● **DATA EXCERPTS**:
================
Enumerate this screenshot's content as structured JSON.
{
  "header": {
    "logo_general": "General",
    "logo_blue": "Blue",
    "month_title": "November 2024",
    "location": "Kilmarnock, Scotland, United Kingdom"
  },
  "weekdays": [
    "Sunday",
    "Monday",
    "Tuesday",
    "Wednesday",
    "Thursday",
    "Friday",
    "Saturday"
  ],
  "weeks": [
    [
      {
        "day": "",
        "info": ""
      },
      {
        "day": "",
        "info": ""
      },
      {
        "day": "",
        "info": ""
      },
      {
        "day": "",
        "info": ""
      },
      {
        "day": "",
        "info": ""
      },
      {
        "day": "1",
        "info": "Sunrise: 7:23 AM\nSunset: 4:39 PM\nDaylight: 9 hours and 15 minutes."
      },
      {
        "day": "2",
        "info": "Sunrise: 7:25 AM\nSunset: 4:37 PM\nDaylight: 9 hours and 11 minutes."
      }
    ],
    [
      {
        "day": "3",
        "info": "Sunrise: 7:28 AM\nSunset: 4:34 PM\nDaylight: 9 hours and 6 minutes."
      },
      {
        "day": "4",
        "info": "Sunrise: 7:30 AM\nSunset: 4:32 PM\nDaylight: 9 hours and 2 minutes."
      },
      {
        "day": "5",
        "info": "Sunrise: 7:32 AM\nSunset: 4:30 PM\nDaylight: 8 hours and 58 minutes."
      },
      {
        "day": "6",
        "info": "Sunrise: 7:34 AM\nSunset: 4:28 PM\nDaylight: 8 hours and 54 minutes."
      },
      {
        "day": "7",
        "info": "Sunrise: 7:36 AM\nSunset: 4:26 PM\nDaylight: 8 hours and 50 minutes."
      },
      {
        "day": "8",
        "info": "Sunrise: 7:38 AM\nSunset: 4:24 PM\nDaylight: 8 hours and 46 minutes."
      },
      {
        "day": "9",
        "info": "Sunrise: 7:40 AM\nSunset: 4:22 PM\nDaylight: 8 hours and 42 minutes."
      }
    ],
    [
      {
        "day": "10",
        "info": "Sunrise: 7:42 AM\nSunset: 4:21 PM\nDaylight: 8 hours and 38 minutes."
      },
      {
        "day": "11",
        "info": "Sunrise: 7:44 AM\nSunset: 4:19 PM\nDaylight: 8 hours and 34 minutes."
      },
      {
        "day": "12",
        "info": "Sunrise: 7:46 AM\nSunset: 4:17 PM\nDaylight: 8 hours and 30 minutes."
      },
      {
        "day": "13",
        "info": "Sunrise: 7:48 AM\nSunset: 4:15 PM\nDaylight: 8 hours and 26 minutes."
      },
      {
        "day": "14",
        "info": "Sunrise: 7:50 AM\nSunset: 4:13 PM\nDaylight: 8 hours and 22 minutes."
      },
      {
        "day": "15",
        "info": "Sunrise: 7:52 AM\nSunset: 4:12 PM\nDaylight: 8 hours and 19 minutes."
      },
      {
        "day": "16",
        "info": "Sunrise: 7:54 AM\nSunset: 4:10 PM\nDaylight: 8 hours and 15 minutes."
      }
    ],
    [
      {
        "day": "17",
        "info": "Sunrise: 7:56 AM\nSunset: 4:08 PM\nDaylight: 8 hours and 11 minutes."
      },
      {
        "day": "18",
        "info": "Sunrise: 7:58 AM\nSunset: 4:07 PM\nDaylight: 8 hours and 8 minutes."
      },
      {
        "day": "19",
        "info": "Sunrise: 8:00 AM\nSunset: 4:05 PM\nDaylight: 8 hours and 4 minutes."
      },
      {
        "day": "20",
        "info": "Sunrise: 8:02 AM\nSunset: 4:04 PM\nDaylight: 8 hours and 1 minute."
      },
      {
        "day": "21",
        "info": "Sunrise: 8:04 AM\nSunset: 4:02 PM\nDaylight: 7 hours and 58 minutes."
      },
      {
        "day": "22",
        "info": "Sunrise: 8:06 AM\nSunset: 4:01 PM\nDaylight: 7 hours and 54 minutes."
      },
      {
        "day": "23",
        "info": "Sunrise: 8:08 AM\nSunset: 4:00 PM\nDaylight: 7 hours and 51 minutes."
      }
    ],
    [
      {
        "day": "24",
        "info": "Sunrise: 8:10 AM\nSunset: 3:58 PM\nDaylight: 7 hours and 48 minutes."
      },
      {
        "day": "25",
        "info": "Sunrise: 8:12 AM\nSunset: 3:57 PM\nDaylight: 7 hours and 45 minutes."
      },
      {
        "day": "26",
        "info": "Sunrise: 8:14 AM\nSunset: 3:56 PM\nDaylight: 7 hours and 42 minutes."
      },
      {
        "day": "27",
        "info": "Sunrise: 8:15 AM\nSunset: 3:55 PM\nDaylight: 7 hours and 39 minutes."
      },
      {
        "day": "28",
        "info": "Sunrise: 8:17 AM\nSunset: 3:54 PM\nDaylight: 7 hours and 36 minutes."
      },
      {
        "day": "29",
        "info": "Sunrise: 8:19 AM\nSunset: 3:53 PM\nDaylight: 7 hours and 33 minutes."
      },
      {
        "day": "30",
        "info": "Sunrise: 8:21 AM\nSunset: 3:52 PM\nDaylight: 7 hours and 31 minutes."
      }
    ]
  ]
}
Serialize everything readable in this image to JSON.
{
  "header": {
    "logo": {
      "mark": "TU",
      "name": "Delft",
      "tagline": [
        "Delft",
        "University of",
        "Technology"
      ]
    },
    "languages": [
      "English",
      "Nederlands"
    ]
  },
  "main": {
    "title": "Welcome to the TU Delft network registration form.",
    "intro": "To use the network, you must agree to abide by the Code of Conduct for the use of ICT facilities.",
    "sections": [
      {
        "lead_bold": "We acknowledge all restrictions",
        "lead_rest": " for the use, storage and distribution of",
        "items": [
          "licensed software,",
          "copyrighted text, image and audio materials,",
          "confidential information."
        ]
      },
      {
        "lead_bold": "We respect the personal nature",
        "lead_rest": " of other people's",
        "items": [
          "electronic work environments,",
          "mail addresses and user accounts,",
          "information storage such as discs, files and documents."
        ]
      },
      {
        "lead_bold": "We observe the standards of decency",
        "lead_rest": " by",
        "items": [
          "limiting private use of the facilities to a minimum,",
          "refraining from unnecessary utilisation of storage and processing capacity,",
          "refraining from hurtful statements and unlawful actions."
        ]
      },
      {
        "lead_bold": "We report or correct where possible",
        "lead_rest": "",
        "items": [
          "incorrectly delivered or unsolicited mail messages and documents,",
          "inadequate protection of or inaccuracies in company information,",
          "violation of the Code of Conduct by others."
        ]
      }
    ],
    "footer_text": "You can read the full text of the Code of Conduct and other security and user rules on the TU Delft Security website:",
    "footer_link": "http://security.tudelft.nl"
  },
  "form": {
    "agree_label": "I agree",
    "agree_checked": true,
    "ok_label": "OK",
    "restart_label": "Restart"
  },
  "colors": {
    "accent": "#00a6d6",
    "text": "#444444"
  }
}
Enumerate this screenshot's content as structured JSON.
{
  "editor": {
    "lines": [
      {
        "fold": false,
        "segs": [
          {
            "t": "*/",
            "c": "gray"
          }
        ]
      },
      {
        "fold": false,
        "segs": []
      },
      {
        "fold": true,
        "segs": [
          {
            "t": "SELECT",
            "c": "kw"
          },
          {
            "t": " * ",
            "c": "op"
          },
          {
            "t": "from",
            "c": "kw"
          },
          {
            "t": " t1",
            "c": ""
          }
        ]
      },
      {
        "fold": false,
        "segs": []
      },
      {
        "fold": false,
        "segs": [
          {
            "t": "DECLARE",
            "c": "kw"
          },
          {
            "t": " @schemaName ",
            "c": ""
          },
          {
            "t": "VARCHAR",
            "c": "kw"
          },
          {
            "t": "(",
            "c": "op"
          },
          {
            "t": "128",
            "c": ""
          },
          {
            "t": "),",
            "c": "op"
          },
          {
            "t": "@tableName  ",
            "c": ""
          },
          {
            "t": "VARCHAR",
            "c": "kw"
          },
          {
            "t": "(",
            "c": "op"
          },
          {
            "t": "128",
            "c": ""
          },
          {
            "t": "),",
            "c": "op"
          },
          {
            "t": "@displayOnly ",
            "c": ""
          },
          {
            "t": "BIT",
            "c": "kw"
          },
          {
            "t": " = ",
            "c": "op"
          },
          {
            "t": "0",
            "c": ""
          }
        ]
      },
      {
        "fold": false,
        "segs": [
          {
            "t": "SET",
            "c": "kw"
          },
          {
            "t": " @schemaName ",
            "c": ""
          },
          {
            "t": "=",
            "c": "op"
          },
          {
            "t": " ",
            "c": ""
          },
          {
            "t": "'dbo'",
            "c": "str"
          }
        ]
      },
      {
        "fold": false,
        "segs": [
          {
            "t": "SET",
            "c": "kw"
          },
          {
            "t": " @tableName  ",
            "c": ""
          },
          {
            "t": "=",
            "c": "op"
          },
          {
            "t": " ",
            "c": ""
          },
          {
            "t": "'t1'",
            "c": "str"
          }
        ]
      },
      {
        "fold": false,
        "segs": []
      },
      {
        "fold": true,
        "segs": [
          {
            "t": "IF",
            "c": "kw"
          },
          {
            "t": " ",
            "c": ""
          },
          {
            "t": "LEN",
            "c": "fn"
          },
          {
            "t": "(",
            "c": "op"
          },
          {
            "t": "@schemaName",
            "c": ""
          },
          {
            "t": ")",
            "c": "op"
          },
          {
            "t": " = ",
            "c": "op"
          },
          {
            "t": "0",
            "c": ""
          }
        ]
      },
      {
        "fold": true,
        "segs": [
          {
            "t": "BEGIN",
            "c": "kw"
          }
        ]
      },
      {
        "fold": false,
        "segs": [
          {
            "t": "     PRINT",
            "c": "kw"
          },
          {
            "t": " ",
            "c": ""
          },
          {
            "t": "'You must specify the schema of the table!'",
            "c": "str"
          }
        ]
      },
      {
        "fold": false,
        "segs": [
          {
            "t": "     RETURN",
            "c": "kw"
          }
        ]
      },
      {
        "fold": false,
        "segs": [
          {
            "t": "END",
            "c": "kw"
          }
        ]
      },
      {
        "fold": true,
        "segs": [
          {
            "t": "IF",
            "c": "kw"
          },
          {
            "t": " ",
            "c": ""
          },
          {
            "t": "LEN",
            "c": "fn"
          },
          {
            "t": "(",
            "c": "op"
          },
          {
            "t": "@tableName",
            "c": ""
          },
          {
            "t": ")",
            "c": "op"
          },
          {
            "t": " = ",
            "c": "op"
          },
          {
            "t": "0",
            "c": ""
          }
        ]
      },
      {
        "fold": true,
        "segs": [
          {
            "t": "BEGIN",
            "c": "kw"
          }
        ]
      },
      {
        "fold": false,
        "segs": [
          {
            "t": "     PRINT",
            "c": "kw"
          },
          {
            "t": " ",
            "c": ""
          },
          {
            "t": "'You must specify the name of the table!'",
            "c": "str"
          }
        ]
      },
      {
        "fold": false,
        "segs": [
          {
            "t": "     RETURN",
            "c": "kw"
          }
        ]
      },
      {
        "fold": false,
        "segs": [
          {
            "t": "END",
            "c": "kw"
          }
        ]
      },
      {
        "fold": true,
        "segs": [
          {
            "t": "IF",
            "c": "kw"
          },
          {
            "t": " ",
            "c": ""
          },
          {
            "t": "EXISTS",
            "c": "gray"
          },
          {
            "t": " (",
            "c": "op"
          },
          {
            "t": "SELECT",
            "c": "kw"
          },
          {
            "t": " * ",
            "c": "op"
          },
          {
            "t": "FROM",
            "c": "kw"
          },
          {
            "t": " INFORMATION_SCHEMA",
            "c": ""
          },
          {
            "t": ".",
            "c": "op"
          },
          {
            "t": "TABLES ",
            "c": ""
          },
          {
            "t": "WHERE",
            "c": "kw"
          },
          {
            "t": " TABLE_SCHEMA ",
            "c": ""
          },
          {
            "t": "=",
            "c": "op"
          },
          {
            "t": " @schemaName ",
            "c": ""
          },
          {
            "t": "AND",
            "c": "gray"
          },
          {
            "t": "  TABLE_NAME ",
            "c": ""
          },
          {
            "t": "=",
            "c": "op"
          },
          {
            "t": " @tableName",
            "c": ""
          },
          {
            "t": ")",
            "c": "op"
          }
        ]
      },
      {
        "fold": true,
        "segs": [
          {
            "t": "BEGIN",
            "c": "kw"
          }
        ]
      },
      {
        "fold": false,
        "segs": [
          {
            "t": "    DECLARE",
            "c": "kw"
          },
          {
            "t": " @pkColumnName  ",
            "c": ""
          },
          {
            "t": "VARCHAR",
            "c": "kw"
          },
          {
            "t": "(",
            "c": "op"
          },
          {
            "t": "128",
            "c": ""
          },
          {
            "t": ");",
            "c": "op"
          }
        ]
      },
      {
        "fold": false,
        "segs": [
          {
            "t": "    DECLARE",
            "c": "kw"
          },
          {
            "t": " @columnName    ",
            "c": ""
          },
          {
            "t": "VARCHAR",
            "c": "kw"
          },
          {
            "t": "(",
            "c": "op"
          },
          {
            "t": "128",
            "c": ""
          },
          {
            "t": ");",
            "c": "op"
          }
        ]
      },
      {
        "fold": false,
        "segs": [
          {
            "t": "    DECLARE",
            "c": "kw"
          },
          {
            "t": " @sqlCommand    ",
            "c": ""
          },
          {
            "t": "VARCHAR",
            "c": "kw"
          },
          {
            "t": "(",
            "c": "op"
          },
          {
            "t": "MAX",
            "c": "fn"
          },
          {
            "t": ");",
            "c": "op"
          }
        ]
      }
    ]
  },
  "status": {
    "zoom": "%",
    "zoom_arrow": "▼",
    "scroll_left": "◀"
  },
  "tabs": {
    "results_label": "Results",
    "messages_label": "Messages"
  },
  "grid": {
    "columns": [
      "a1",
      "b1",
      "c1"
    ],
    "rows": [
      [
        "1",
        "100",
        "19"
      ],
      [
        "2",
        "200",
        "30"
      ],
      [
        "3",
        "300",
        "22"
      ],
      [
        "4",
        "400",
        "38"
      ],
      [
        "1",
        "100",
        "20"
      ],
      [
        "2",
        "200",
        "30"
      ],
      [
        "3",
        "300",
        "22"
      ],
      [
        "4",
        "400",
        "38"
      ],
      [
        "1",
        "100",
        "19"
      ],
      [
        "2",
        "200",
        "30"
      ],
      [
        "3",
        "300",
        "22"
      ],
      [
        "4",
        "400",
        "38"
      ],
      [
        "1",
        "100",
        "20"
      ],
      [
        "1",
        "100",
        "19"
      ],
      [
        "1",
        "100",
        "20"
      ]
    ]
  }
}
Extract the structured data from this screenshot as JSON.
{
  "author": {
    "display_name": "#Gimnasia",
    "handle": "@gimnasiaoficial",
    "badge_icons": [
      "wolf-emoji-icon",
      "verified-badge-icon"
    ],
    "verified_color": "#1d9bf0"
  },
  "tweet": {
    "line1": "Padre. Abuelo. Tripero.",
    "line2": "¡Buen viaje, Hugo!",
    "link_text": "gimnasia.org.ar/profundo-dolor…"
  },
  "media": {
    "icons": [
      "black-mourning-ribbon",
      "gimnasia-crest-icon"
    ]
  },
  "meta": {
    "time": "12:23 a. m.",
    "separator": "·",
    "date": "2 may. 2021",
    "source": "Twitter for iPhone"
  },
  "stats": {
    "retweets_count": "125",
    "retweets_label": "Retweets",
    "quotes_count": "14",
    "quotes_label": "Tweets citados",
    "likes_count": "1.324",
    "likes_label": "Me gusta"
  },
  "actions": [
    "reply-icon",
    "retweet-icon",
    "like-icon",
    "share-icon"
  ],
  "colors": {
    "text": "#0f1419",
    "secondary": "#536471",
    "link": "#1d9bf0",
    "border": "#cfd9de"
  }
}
================
Collect the lines that hold "refraining".

          "refraining from unnecessary utilisation of storage and processing capacity,",
          "refraining from hurtful statements and unlawful actions."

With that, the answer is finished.